## SOURCE MATERIAL

>> START

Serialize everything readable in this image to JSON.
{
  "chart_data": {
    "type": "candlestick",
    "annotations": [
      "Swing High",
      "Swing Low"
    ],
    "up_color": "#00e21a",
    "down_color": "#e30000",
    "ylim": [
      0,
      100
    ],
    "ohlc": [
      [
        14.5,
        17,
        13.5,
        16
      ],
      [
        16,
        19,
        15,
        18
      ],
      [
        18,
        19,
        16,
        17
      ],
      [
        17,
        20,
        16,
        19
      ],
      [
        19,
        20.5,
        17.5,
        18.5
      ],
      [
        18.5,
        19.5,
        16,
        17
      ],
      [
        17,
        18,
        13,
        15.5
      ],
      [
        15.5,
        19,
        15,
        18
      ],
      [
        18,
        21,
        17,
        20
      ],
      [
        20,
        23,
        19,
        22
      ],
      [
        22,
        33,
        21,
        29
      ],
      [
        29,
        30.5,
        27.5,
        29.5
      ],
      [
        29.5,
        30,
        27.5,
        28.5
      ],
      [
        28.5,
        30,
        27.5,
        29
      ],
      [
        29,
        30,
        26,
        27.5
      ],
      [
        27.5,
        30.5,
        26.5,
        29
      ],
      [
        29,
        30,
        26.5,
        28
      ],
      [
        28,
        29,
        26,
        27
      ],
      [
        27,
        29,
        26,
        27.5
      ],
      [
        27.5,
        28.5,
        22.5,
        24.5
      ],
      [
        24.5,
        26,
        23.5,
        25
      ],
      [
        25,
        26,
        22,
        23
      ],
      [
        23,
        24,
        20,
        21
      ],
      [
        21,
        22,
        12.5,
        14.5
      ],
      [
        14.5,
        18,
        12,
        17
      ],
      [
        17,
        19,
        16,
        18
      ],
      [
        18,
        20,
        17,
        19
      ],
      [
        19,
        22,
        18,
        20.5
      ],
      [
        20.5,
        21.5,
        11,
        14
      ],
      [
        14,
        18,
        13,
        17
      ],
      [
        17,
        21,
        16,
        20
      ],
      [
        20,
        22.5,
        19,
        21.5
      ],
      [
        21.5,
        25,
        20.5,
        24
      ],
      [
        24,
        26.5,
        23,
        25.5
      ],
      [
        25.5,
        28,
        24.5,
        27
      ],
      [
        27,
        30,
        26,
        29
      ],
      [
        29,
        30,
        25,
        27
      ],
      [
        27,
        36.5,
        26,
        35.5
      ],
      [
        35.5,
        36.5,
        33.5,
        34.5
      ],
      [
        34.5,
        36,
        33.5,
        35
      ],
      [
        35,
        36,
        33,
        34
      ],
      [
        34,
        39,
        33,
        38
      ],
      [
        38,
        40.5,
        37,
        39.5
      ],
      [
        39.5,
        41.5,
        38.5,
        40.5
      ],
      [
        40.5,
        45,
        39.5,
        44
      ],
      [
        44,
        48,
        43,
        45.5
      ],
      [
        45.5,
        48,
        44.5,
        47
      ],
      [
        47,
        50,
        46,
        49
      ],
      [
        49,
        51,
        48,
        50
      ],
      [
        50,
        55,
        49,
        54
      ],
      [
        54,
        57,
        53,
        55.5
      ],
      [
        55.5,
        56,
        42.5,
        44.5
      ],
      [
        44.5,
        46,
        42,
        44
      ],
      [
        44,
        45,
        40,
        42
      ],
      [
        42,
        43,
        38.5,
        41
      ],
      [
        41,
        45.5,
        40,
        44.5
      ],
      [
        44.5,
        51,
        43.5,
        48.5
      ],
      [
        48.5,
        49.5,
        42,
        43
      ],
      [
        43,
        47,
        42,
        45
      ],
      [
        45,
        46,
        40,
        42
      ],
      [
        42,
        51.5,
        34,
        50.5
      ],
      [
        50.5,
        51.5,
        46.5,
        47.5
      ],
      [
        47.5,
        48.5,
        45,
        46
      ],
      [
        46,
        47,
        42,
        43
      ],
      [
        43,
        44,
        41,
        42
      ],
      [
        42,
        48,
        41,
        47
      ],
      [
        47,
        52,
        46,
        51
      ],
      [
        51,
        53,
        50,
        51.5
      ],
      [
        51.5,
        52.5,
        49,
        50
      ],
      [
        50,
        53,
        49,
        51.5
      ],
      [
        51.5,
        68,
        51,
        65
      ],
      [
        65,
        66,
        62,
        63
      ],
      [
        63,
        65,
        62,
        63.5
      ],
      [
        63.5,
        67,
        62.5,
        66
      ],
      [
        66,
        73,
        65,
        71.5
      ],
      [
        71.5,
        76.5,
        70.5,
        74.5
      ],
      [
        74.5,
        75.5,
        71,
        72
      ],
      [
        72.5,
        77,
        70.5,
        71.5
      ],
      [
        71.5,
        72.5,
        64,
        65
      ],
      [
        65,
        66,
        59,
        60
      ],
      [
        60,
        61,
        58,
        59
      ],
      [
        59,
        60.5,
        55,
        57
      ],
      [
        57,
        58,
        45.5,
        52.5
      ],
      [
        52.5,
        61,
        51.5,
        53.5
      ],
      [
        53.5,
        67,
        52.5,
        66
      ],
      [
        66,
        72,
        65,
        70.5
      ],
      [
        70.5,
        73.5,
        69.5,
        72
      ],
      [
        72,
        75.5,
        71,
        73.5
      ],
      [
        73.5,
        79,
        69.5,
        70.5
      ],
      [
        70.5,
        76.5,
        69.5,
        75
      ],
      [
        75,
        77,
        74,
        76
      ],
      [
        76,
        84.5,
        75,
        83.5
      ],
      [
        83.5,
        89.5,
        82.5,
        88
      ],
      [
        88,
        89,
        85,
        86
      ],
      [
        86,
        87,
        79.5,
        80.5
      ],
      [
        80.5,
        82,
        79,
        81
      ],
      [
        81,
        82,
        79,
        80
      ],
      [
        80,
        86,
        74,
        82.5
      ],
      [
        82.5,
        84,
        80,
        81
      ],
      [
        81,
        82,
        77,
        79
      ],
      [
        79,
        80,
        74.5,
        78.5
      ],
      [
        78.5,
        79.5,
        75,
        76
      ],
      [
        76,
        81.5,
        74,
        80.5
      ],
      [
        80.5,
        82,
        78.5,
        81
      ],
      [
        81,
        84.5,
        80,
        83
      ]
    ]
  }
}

>> END

## GOAL
Give an exact copy of all the data shown above.

## TASK ANSWER
Serialize everything readable in this image to JSON.
{
  "chart_data": {
    "type": "candlestick",
    "annotations": [
      "Swing High",
      "Swing Low"
    ],
    "up_color": "#00e21a",
    "down_color": "#e30000",
    "ylim": [
      0,
      100
    ],
    "ohlc": [
      [
        14.5,
        17,
        13.5,
        16
      ],
      [
        16,
        19,
        15,
        18
      ],
      [
        18,
        19,
        16,
        17
      ],
      [
        17,
        20,
        16,
        19
      ],
      [
        19,
        20.5,
        17.5,
        18.5
      ],
      [
        18.5,
        19.5,
        16,
        17
      ],
      [
        17,
        18,
        13,
        15.5
      ],
      [
        15.5,
        19,
        15,
        18
      ],
      [
        18,
        21,
        17,
        20
      ],
      [
        20,
        23,
        19,
        22
      ],
      [
        22,
        33,
        21,
        29
      ],
      [
        29,
        30.5,
        27.5,
        29.5
      ],
      [
        29.5,
        30,
        27.5,
        28.5
      ],
      [
        28.5,
        30,
        27.5,
        29
      ],
      [
        29,
        30,
        26,
        27.5
      ],
      [
        27.5,
        30.5,
        26.5,
        29
      ],
      [
        29,
        30,
        26.5,
        28
      ],
      [
        28,
        29,
        26,
        27
      ],
      [
        27,
        29,
        26,
        27.5
      ],
      [
        27.5,
        28.5,
        22.5,
        24.5
      ],
      [
        24.5,
        26,
        23.5,
        25
      ],
      [
        25,
        26,
        22,
        23
      ],
      [
        23,
        24,
        20,
        21
      ],
      [
        21,
        22,
        12.5,
        14.5
      ],
      [
        14.5,
        18,
        12,
        17
      ],
      [
        17,
        19,
        16,
        18
      ],
      [
        18,
        20,
        17,
        19
      ],
      [
        19,
        22,
        18,
        20.5
      ],
      [
        20.5,
        21.5,
        11,
        14
      ],
      [
        14,
        18,
        13,
        17
      ],
      [
        17,
        21,
        16,
        20
      ],
      [
        20,
        22.5,
        19,
        21.5
      ],
      [
        21.5,
        25,
        20.5,
        24
      ],
      [
        24,
        26.5,
        23,
        25.5
      ],
      [
        25.5,
        28,
        24.5,
        27
      ],
      [
        27,
        30,
        26,
        29
      ],
      [
        29,
        30,
        25,
        27
      ],
      [
        27,
        36.5,
        26,
        35.5
      ],
      [
        35.5,
        36.5,
        33.5,
        34.5
      ],
      [
        34.5,
        36,
        33.5,
        35
      ],
      [
        35,
        36,
        33,
        34
      ],
      [
        34,
        39,
        33,
        38
      ],
      [
        38,
        40.5,
        37,
        39.5
      ],
      [
        39.5,
        41.5,
        38.5,
        40.5
      ],
      [
        40.5,
        45,
        39.5,
        44
      ],
      [
        44,
        48,
        43,
        45.5
      ],
      [
        45.5,
        48,
        44.5,
        47
      ],
      [
        47,
        50,
        46,
        49
      ],
      [
        49,
        51,
        48,
        50
      ],
      [
        50,
        55,
        49,
        54
      ],
      [
        54,
        57,
        53,
        55.5
      ],
      [
        55.5,
        56,
        42.5,
        44.5
      ],
      [
        44.5,
        46,
        42,
        44
      ],
      [
        44,
        45,
        40,
        42
      ],
      [
        42,
        43,
        38.5,
        41
      ],
      [
        41,
        45.5,
        40,
        44.5
      ],
      [
        44.5,
        51,
        43.5,
        48.5
      ],
      [
        48.5,
        49.5,
        42,
        43
      ],
      [
        43,
        47,
        42,
        45
      ],
      [
        45,
        46,
        40,
        42
      ],
      [
        42,
        51.5,
        34,
        50.5
      ],
      [
        50.5,
        51.5,
        46.5,
        47.5
      ],
      [
        47.5,
        48.5,
        45,
        46
      ],
      [
        46,
        47,
        42,
        43
      ],
      [
        43,
        44,
        41,
        42
      ],
      [
        42,
        48,
        41,
        47
      ],
      [
        47,
        52,
        46,
        51
      ],
      [
        51,
        53,
        50,
        51.5
      ],
      [
        51.5,
        52.5,
        49,
        50
      ],
      [
        50,
        53,
        49,
        51.5
      ],
      [
        51.5,
        68,
        51,
        65
      ],
      [
        65,
        66,
        62,
        63
      ],
      [
        63,
        65,
        62,
        63.5
      ],
      [
        63.5,
        67,
        62.5,
        66
      ],
      [
        66,
        73,
        65,
        71.5
      ],
      [
        71.5,
        76.5,
        70.5,
        74.5
      ],
      [
        74.5,
        75.5,
        71,
        72
      ],
      [
        72.5,
        77,
        70.5,
        71.5
      ],
      [
        71.5,
        72.5,
        64,
        65
      ],
      [
        65,
        66,
        59,
        60
      ],
      [
        60,
        61,
        58,
        59
      ],
      [
        59,
        60.5,
        55,
        57
      ],
      [
        57,
        58,
        45.5,
        52.5
      ],
      [
        52.5,
        61,
        51.5,
        53.5
      ],
      [
        53.5,
        67,
        52.5,
        66
      ],
      [
        66,
        72,
        65,
        70.5
      ],
      [
        70.5,
        73.5,
        69.5,
        72
      ],
      [
        72,
        75.5,
        71,
        73.5
      ],
      [
        73.5,
        79,
        69.5,
        70.5
      ],
      [
        70.5,
        76.5,
        69.5,
        75
      ],
      [
        75,
        77,
        74,
        76
      ],
      [
        76,
        84.5,
        75,
        83.5
      ],
      [
        83.5,
        89.5,
        82.5,
        88
      ],
      [
        88,
        89,
        85,
        86
      ],
      [
        86,
        87,
        79.5,
        80.5
      ],
      [
        80.5,
        82,
        79,
        81
      ],
      [
        81,
        82,
        79,
        80
      ],
      [
        80,
        86,
        74,
        82.5
      ],
      [
        82.5,
        84,
        80,
        81
      ],
      [
        81,
        82,
        77,
        79
      ],
      [
        79,
        80,
        74.5,
        78.5
      ],
      [
        78.5,
        79.5,
        75,
        76
      ],
      [
        76,
        81.5,
        74,
        80.5
      ],
      [
        80.5,
        82,
        78.5,
        81
      ],
      [
        81,
        84.5,
        80,
        83
      ]
    ]
  }
}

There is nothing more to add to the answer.